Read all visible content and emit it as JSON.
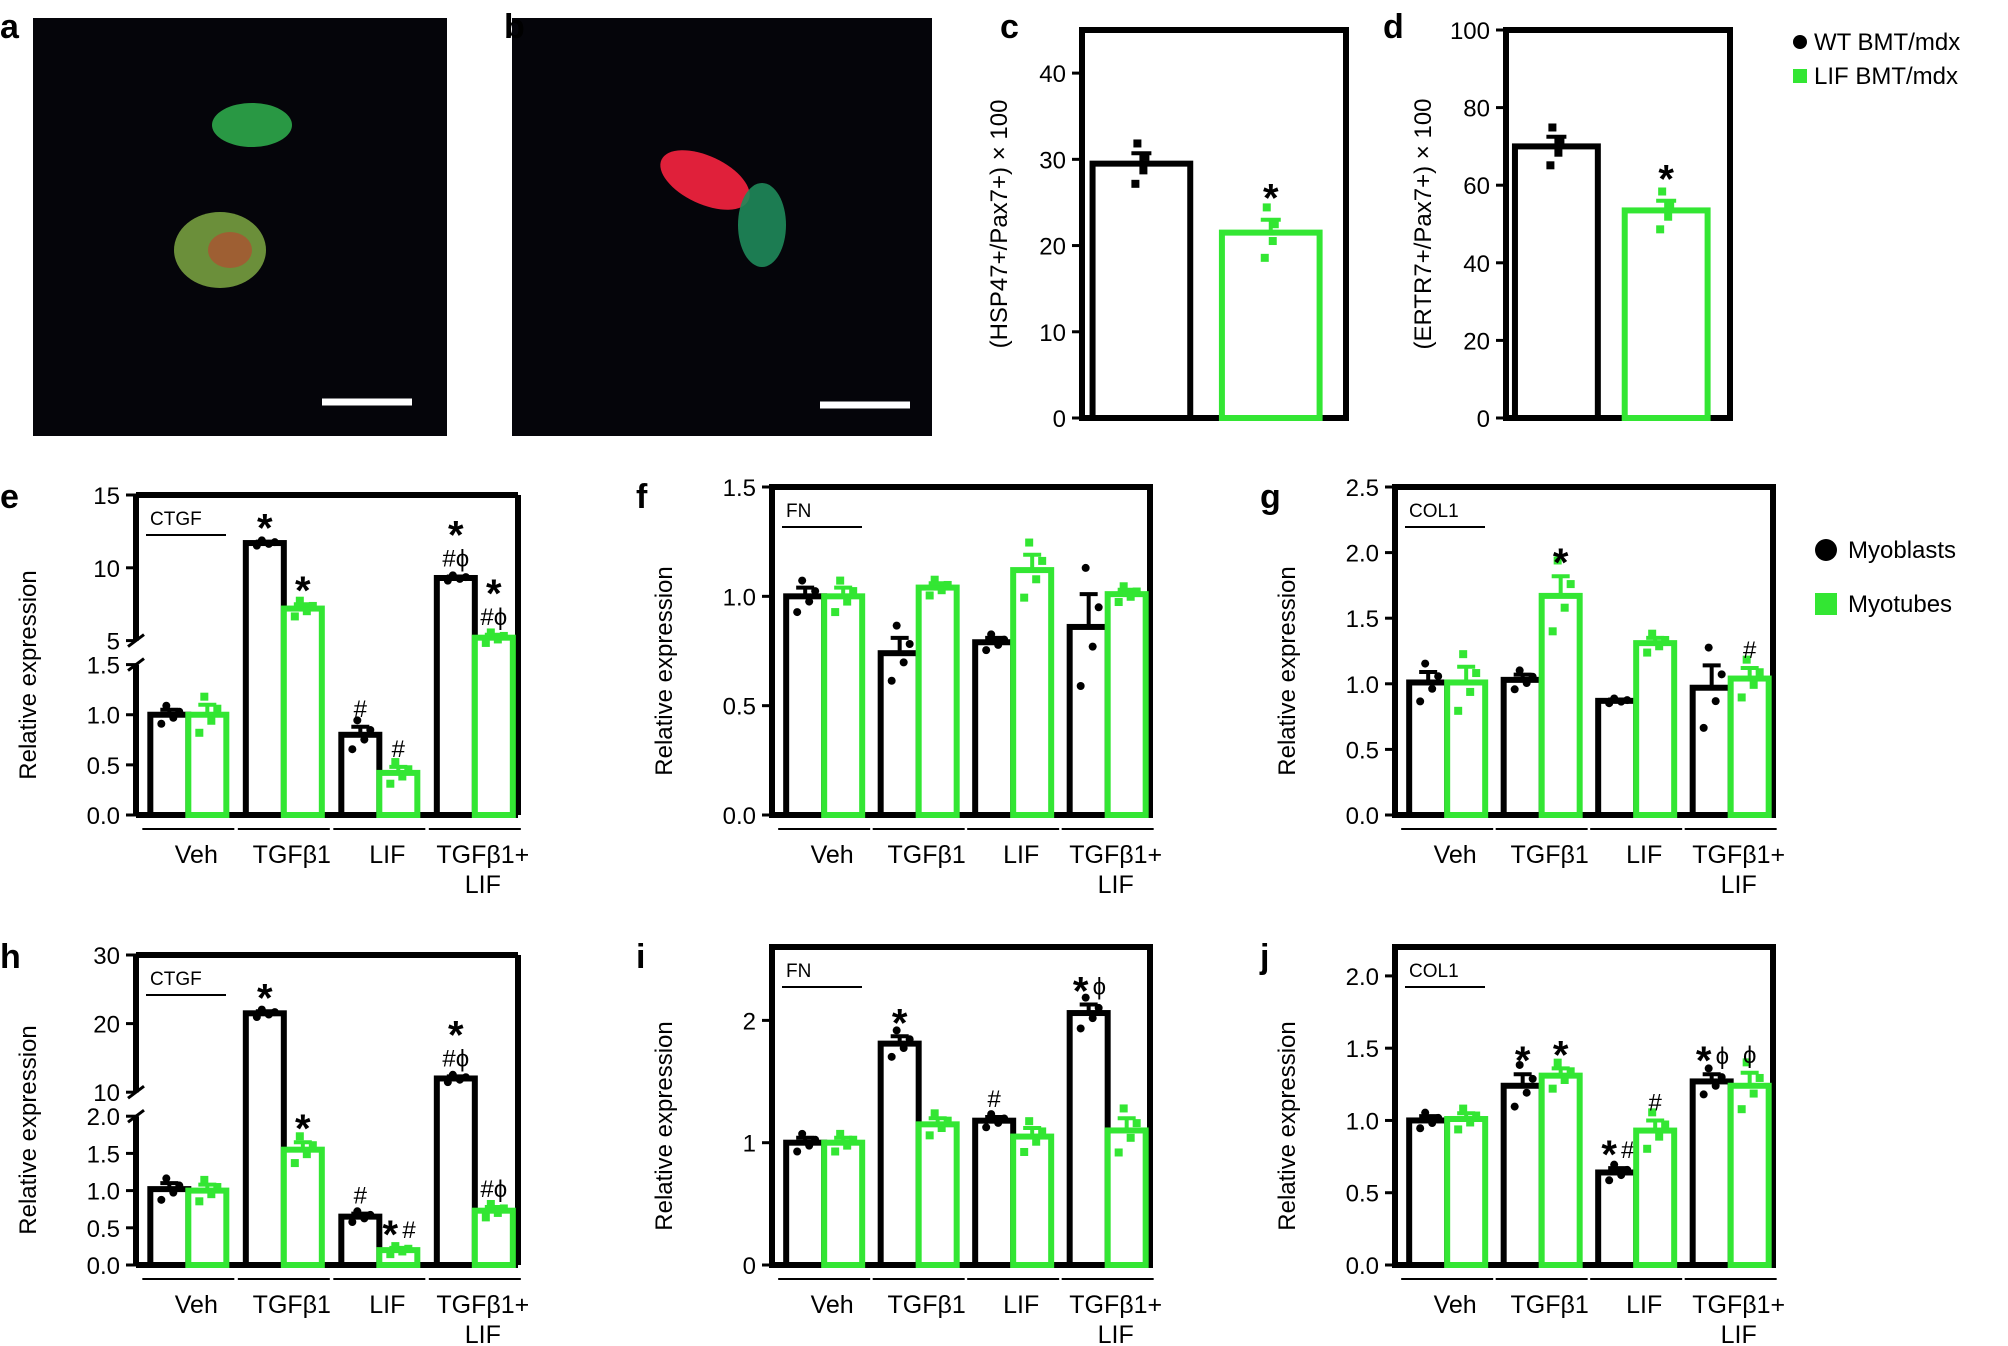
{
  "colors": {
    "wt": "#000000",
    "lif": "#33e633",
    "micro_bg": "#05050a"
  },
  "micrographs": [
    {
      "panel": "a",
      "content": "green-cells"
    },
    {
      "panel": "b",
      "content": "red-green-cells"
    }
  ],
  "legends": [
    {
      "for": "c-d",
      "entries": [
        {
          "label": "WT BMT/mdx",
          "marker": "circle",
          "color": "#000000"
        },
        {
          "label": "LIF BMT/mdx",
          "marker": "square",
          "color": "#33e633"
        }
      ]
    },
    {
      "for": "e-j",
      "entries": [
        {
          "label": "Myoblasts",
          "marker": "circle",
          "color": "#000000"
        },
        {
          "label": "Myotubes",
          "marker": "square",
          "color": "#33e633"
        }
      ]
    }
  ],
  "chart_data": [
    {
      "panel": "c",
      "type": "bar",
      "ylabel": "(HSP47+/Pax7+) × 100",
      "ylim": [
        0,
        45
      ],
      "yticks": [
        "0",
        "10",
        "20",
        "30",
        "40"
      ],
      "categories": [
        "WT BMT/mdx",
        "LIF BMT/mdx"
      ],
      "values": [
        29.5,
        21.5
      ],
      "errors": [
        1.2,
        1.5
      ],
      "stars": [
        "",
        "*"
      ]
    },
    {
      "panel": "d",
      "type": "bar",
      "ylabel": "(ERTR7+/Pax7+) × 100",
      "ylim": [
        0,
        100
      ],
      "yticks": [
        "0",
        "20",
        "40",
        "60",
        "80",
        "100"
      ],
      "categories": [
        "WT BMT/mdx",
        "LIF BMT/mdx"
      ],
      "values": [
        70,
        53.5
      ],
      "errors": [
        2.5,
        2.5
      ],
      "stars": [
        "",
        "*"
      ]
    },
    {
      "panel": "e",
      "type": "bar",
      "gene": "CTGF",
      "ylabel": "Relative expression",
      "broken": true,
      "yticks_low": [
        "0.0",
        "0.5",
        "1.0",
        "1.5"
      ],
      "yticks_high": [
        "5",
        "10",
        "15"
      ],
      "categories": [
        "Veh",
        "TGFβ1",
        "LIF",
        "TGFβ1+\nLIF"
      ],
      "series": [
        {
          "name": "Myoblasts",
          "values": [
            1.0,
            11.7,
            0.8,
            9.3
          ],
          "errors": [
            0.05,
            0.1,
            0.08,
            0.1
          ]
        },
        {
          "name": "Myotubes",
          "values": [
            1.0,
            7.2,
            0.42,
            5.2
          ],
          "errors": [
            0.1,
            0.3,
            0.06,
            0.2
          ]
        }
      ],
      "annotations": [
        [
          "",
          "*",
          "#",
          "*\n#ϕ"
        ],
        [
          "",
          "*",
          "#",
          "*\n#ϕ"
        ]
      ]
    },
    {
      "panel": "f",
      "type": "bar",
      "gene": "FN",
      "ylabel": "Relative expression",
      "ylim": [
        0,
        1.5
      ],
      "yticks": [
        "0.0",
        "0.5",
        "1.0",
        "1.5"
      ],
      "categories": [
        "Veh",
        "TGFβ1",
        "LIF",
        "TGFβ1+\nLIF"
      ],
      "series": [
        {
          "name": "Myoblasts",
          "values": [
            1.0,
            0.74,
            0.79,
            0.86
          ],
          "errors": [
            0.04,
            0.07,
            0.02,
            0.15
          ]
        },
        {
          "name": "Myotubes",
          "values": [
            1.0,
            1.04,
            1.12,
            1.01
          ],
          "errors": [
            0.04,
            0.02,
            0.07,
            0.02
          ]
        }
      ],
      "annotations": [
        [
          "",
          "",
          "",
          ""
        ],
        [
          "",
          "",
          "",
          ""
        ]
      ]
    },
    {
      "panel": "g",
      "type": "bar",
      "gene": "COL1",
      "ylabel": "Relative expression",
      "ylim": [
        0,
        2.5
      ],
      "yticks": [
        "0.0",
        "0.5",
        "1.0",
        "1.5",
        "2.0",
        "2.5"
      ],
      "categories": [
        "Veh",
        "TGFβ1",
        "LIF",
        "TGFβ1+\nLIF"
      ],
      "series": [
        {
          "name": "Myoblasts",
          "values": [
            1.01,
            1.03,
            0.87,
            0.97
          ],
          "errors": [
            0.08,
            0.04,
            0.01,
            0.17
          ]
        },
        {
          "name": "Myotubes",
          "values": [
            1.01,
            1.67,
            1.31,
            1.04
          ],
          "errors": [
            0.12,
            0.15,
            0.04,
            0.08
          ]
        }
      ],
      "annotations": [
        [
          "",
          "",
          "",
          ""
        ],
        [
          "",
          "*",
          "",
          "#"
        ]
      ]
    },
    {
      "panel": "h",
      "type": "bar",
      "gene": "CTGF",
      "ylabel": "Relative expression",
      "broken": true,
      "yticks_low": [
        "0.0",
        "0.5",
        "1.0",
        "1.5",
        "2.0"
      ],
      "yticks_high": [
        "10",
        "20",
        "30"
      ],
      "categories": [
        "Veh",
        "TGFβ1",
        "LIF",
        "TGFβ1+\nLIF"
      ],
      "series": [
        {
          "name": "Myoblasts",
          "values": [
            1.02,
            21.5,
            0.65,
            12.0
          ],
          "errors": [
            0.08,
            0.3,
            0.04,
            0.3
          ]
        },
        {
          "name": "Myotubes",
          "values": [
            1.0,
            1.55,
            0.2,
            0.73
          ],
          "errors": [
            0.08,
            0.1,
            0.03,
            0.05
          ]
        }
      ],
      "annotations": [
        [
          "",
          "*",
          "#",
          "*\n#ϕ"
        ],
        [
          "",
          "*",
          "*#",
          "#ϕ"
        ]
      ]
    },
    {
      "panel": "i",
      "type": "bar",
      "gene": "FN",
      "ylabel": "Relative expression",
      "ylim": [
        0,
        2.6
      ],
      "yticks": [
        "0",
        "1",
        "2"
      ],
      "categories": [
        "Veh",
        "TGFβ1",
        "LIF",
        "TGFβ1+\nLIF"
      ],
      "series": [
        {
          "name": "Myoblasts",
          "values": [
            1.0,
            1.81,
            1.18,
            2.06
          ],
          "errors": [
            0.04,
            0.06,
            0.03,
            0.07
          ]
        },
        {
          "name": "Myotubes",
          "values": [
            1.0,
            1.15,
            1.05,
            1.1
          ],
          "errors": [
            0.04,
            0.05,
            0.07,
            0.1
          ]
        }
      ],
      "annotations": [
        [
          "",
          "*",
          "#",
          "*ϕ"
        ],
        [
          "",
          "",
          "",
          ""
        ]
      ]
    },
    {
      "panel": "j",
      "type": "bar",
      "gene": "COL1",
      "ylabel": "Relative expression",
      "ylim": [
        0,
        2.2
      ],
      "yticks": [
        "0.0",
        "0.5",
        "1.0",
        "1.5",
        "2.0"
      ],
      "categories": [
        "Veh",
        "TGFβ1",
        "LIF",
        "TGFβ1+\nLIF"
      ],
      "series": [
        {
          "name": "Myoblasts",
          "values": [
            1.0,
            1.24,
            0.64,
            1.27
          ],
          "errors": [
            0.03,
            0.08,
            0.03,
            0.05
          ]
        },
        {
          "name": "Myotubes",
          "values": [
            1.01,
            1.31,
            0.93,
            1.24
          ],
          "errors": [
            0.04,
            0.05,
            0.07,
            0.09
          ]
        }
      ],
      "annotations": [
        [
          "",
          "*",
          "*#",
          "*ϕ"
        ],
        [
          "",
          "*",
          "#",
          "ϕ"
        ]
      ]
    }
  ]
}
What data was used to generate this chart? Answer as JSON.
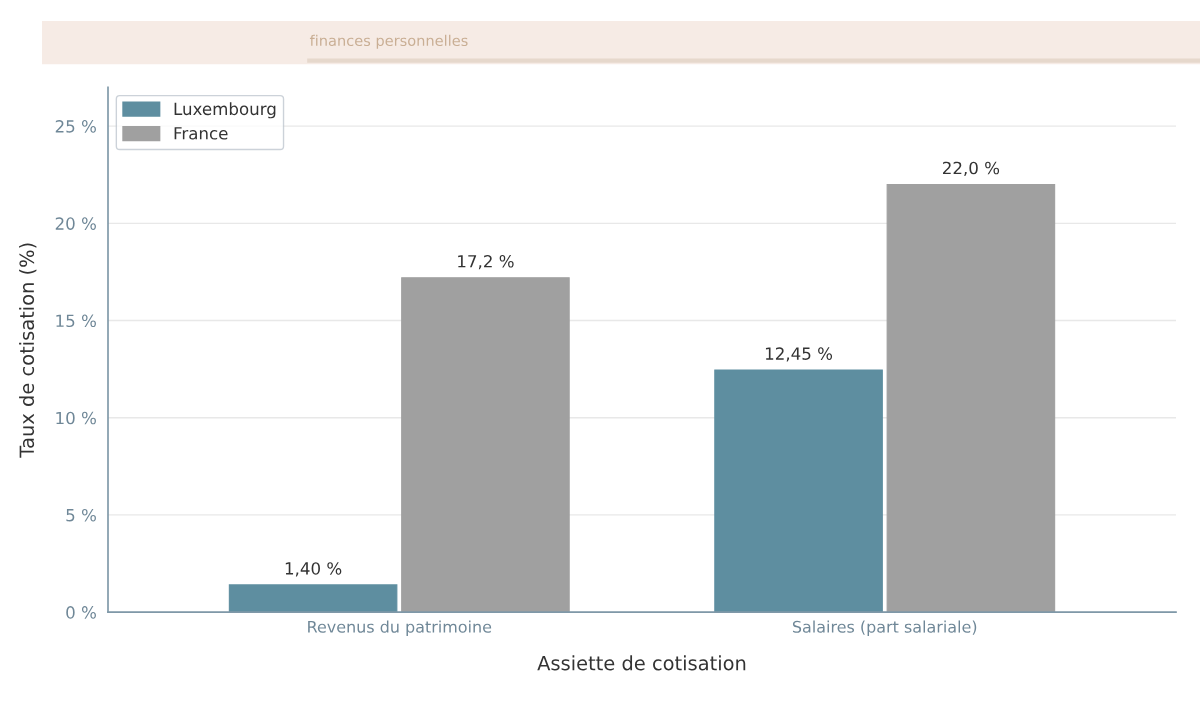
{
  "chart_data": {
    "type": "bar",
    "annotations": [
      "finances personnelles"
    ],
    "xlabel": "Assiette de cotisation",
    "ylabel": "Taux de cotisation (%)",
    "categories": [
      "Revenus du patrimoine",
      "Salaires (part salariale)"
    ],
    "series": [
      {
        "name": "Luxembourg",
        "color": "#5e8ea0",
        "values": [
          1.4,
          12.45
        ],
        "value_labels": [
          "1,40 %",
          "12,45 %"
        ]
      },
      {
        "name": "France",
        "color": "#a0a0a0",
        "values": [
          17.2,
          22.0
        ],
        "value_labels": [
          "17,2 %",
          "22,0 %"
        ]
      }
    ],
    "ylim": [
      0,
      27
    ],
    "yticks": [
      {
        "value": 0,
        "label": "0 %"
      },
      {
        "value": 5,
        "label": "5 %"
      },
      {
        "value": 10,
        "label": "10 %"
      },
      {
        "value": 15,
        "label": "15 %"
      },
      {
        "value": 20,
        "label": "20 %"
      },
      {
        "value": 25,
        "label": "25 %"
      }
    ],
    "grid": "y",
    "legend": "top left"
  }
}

_EXERCISE DESCRIPTION_:
Copy verbatim the span that opens at the line with "What data was" and closes at the final line of the listing. Do not carry over any pictures.

_SOLUTION BELOW_:
What data was used to generate this chart? Answer as JSON.
{
  "chart_data": {
    "type": "bar",
    "annotations": [
      "finances personnelles"
    ],
    "xlabel": "Assiette de cotisation",
    "ylabel": "Taux de cotisation (%)",
    "categories": [
      "Revenus du patrimoine",
      "Salaires (part salariale)"
    ],
    "series": [
      {
        "name": "Luxembourg",
        "color": "#5e8ea0",
        "values": [
          1.4,
          12.45
        ],
        "value_labels": [
          "1,40 %",
          "12,45 %"
        ]
      },
      {
        "name": "France",
        "color": "#a0a0a0",
        "values": [
          17.2,
          22.0
        ],
        "value_labels": [
          "17,2 %",
          "22,0 %"
        ]
      }
    ],
    "ylim": [
      0,
      27
    ],
    "yticks": [
      {
        "value": 0,
        "label": "0 %"
      },
      {
        "value": 5,
        "label": "5 %"
      },
      {
        "value": 10,
        "label": "10 %"
      },
      {
        "value": 15,
        "label": "15 %"
      },
      {
        "value": 20,
        "label": "20 %"
      },
      {
        "value": 25,
        "label": "25 %"
      }
    ],
    "grid": "y",
    "legend": "top left"
  }
}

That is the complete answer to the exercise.